> Dataset content:

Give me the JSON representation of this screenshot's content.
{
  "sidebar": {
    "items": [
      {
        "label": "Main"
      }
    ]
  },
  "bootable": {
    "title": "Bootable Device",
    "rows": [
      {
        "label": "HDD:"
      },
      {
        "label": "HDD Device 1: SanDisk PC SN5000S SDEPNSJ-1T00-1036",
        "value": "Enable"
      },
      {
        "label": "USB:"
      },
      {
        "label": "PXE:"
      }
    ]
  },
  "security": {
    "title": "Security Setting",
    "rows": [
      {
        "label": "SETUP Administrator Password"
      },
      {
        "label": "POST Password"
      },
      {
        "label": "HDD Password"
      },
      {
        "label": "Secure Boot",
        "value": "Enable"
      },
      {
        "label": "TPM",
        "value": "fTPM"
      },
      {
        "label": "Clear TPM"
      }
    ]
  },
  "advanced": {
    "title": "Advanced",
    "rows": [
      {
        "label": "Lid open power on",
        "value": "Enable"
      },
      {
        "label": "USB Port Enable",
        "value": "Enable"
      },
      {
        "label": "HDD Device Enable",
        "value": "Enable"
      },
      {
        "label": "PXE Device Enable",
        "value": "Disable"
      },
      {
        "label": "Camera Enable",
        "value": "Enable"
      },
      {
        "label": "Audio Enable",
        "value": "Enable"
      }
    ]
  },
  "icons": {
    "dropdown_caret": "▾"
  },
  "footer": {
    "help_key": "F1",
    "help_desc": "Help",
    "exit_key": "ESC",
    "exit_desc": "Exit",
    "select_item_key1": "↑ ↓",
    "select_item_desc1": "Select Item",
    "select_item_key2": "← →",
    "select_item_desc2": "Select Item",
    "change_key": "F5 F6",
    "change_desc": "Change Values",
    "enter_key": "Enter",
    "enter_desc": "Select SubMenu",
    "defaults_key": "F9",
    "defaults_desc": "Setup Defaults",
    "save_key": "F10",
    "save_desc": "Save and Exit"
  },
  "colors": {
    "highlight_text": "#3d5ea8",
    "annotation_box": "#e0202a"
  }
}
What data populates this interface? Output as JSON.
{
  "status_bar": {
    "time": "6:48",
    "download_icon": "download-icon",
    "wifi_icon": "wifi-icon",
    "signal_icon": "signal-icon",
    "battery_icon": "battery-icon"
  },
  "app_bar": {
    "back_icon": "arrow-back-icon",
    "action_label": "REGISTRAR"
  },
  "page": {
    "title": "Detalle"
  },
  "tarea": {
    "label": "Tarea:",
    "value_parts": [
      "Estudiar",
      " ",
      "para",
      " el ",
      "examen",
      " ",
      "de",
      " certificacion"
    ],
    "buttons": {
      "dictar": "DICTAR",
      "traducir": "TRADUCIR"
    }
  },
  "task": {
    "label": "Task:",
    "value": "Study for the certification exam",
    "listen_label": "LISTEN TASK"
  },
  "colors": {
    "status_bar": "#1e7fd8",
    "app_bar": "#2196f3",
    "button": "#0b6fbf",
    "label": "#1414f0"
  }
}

> The task: Write out the whole listing exactly.

> Exercise output:
Give me the JSON representation of this screenshot's content.
{
  "sidebar": {
    "items": [
      {
        "label": "Main"
      }
    ]
  },
  "bootable": {
    "title": "Bootable Device",
    "rows": [
      {
        "label": "HDD:"
      },
      {
        "label": "HDD Device 1: SanDisk PC SN5000S SDEPNSJ-1T00-1036",
        "value": "Enable"
      },
      {
        "label": "USB:"
      },
      {
        "label": "PXE:"
      }
    ]
  },
  "security": {
    "title": "Security Setting",
    "rows": [
      {
        "label": "SETUP Administrator Password"
      },
      {
        "label": "POST Password"
      },
      {
        "label": "HDD Password"
      },
      {
        "label": "Secure Boot",
        "value": "Enable"
      },
      {
        "label": "TPM",
        "value": "fTPM"
      },
      {
        "label": "Clear TPM"
      }
    ]
  },
  "advanced": {
    "title": "Advanced",
    "rows": [
      {
        "label": "Lid open power on",
        "value": "Enable"
      },
      {
        "label": "USB Port Enable",
        "value": "Enable"
      },
      {
        "label": "HDD Device Enable",
        "value": "Enable"
      },
      {
        "label": "PXE Device Enable",
        "value": "Disable"
      },
      {
        "label": "Camera Enable",
        "value": "Enable"
      },
      {
        "label": "Audio Enable",
        "value": "Enable"
      }
    ]
  },
  "icons": {
    "dropdown_caret": "▾"
  },
  "footer": {
    "help_key": "F1",
    "help_desc": "Help",
    "exit_key": "ESC",
    "exit_desc": "Exit",
    "select_item_key1": "↑ ↓",
    "select_item_desc1": "Select Item",
    "select_item_key2": "← →",
    "select_item_desc2": "Select Item",
    "change_key": "F5 F6",
    "change_desc": "Change Values",
    "enter_key": "Enter",
    "enter_desc": "Select SubMenu",
    "defaults_key": "F9",
    "defaults_desc": "Setup Defaults",
    "save_key": "F10",
    "save_desc": "Save and Exit"
  },
  "colors": {
    "highlight_text": "#3d5ea8",
    "annotation_box": "#e0202a"
  }
}
What data populates this interface? Output as JSON.
{
  "status_bar": {
    "time": "6:48",
    "download_icon": "download-icon",
    "wifi_icon": "wifi-icon",
    "signal_icon": "signal-icon",
    "battery_icon": "battery-icon"
  },
  "app_bar": {
    "back_icon": "arrow-back-icon",
    "action_label": "REGISTRAR"
  },
  "page": {
    "title": "Detalle"
  },
  "tarea": {
    "label": "Tarea:",
    "value_parts": [
      "Estudiar",
      " ",
      "para",
      " el ",
      "examen",
      " ",
      "de",
      " certificacion"
    ],
    "buttons": {
      "dictar": "DICTAR",
      "traducir": "TRADUCIR"
    }
  },
  "task": {
    "label": "Task:",
    "value": "Study for the certification exam",
    "listen_label": "LISTEN TASK"
  },
  "colors": {
    "status_bar": "#1e7fd8",
    "app_bar": "#2196f3",
    "button": "#0b6fbf",
    "label": "#1414f0"
  }
}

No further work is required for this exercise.